Omit every image, and transcribe the remaining entries exactly as given.

Records excerpted from a collection
..........

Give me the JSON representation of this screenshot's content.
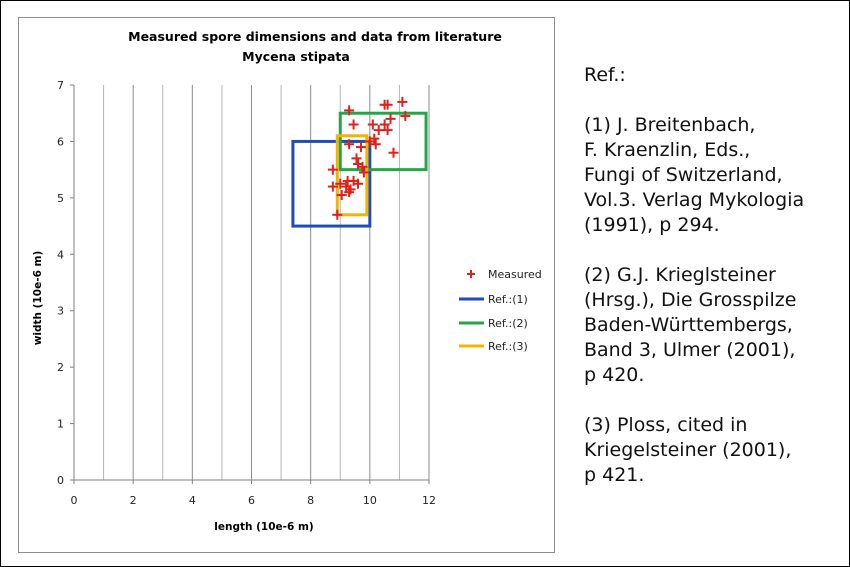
{
  "chart_data": {
    "type": "scatter",
    "title": "Measured spore dimensions and data from literature",
    "subtitle": "Mycena stipata",
    "xlabel": "length (10e-6 m)",
    "ylabel": "width (10e-6 m)",
    "xlim": [
      0,
      12
    ],
    "ylim": [
      0,
      7
    ],
    "x_ticks": [
      "0",
      "2",
      "4",
      "6",
      "8",
      "10",
      "12"
    ],
    "y_ticks": [
      "0",
      "1",
      "2",
      "3",
      "4",
      "5",
      "6",
      "7"
    ],
    "grid": "vertical major gridlines",
    "legend_position": "right",
    "colors": {
      "measured": "#e0201b",
      "ref1": "#1f4db5",
      "ref2": "#27a34a",
      "ref3": "#f2b400",
      "grid": "#8c8c8c"
    },
    "series": [
      {
        "name": "Measured",
        "type": "scatter",
        "marker": "plus",
        "points": [
          [
            9.3,
            6.55
          ],
          [
            10.5,
            6.65
          ],
          [
            10.6,
            6.65
          ],
          [
            11.1,
            6.7
          ],
          [
            11.2,
            6.45
          ],
          [
            9.45,
            6.3
          ],
          [
            10.1,
            6.3
          ],
          [
            10.5,
            6.3
          ],
          [
            10.6,
            6.2
          ],
          [
            10.3,
            6.2
          ],
          [
            10.7,
            6.4
          ],
          [
            10.15,
            6.05
          ],
          [
            10.0,
            6.0
          ],
          [
            10.2,
            5.95
          ],
          [
            9.3,
            5.95
          ],
          [
            9.7,
            5.9
          ],
          [
            10.8,
            5.8
          ],
          [
            9.55,
            5.7
          ],
          [
            9.6,
            5.6
          ],
          [
            9.75,
            5.55
          ],
          [
            8.75,
            5.5
          ],
          [
            9.8,
            5.45
          ],
          [
            9.25,
            5.3
          ],
          [
            9.45,
            5.3
          ],
          [
            9.0,
            5.25
          ],
          [
            9.6,
            5.25
          ],
          [
            8.75,
            5.2
          ],
          [
            9.2,
            5.2
          ],
          [
            9.35,
            5.15
          ],
          [
            9.3,
            5.1
          ],
          [
            9.05,
            5.05
          ],
          [
            8.9,
            4.7
          ]
        ]
      },
      {
        "name": "Ref.:(1)",
        "type": "box",
        "x": [
          7.4,
          10.0
        ],
        "y": [
          4.5,
          6.0
        ]
      },
      {
        "name": "Ref.:(2)",
        "type": "box",
        "x": [
          9.0,
          11.9
        ],
        "y": [
          5.5,
          6.5
        ]
      },
      {
        "name": "Ref.:(3)",
        "type": "box",
        "x": [
          8.9,
          9.9
        ],
        "y": [
          4.7,
          6.1
        ]
      }
    ]
  },
  "references": {
    "heading": "Ref.:",
    "items": [
      "(1) J. Breitenbach,\nF. Kraenzlin, Eds.,\nFungi of Switzerland,\nVol.3. Verlag Mykologia\n(1991), p 294.",
      "(2) G.J. Krieglsteiner\n(Hrsg.), Die Grosspilze\nBaden-Württembergs,\nBand 3, Ulmer (2001),\np 420.",
      "(3) Ploss, cited in\nKriegelsteiner (2001),\np 421."
    ]
  }
}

..........

* [Full output]
Give me the JSON representation of this screenshot's content.
{
  "chart_data": {
    "type": "scatter",
    "title": "Measured spore dimensions and data from literature",
    "subtitle": "Mycena stipata",
    "xlabel": "length (10e-6 m)",
    "ylabel": "width (10e-6 m)",
    "xlim": [
      0,
      12
    ],
    "ylim": [
      0,
      7
    ],
    "x_ticks": [
      "0",
      "2",
      "4",
      "6",
      "8",
      "10",
      "12"
    ],
    "y_ticks": [
      "0",
      "1",
      "2",
      "3",
      "4",
      "5",
      "6",
      "7"
    ],
    "grid": "vertical major gridlines",
    "legend_position": "right",
    "colors": {
      "measured": "#e0201b",
      "ref1": "#1f4db5",
      "ref2": "#27a34a",
      "ref3": "#f2b400",
      "grid": "#8c8c8c"
    },
    "series": [
      {
        "name": "Measured",
        "type": "scatter",
        "marker": "plus",
        "points": [
          [
            9.3,
            6.55
          ],
          [
            10.5,
            6.65
          ],
          [
            10.6,
            6.65
          ],
          [
            11.1,
            6.7
          ],
          [
            11.2,
            6.45
          ],
          [
            9.45,
            6.3
          ],
          [
            10.1,
            6.3
          ],
          [
            10.5,
            6.3
          ],
          [
            10.6,
            6.2
          ],
          [
            10.3,
            6.2
          ],
          [
            10.7,
            6.4
          ],
          [
            10.15,
            6.05
          ],
          [
            10.0,
            6.0
          ],
          [
            10.2,
            5.95
          ],
          [
            9.3,
            5.95
          ],
          [
            9.7,
            5.9
          ],
          [
            10.8,
            5.8
          ],
          [
            9.55,
            5.7
          ],
          [
            9.6,
            5.6
          ],
          [
            9.75,
            5.55
          ],
          [
            8.75,
            5.5
          ],
          [
            9.8,
            5.45
          ],
          [
            9.25,
            5.3
          ],
          [
            9.45,
            5.3
          ],
          [
            9.0,
            5.25
          ],
          [
            9.6,
            5.25
          ],
          [
            8.75,
            5.2
          ],
          [
            9.2,
            5.2
          ],
          [
            9.35,
            5.15
          ],
          [
            9.3,
            5.1
          ],
          [
            9.05,
            5.05
          ],
          [
            8.9,
            4.7
          ]
        ]
      },
      {
        "name": "Ref.:(1)",
        "type": "box",
        "x": [
          7.4,
          10.0
        ],
        "y": [
          4.5,
          6.0
        ]
      },
      {
        "name": "Ref.:(2)",
        "type": "box",
        "x": [
          9.0,
          11.9
        ],
        "y": [
          5.5,
          6.5
        ]
      },
      {
        "name": "Ref.:(3)",
        "type": "box",
        "x": [
          8.9,
          9.9
        ],
        "y": [
          4.7,
          6.1
        ]
      }
    ]
  },
  "references": {
    "heading": "Ref.:",
    "items": [
      "(1) J. Breitenbach,\nF. Kraenzlin, Eds.,\nFungi of Switzerland,\nVol.3. Verlag Mykologia\n(1991), p 294.",
      "(2) G.J. Krieglsteiner\n(Hrsg.), Die Grosspilze\nBaden-Württembergs,\nBand 3, Ulmer (2001),\np 420.",
      "(3) Ploss, cited in\nKriegelsteiner (2001),\np 421."
    ]
  }
}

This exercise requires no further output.